● What the task asks: Report each line of the data that includes the word "MINOLTA".

— start of Listed records —

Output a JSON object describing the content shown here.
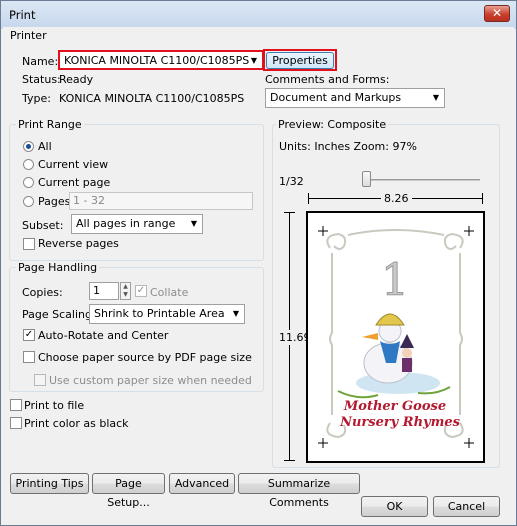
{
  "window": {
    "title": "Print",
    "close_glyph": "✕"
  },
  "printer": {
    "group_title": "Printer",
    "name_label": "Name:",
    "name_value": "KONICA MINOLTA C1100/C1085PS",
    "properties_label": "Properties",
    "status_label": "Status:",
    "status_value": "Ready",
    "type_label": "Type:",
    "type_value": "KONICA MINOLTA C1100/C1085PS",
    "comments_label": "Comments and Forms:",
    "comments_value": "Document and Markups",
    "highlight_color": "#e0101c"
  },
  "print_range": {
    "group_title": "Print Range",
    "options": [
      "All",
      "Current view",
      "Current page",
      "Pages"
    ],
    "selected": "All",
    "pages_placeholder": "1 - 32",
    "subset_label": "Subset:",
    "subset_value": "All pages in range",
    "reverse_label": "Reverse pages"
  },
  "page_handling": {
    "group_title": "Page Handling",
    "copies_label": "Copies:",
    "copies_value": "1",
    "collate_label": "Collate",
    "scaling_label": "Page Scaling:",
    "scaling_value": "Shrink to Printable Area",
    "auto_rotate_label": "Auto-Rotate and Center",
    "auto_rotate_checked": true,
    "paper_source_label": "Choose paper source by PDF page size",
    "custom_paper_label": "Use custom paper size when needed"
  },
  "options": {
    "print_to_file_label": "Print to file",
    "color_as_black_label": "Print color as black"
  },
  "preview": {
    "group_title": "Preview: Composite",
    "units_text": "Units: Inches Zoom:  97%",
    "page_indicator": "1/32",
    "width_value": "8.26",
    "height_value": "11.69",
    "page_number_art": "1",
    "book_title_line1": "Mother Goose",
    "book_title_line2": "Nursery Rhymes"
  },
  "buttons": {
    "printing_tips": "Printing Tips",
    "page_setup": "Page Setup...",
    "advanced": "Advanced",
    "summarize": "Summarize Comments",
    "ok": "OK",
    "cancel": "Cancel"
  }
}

— end of Listed records —

● Task result:
    "name_value": "KONICA MINOLTA C1100/C1085PS",
    "type_value": "KONICA MINOLTA C1100/C1085PS",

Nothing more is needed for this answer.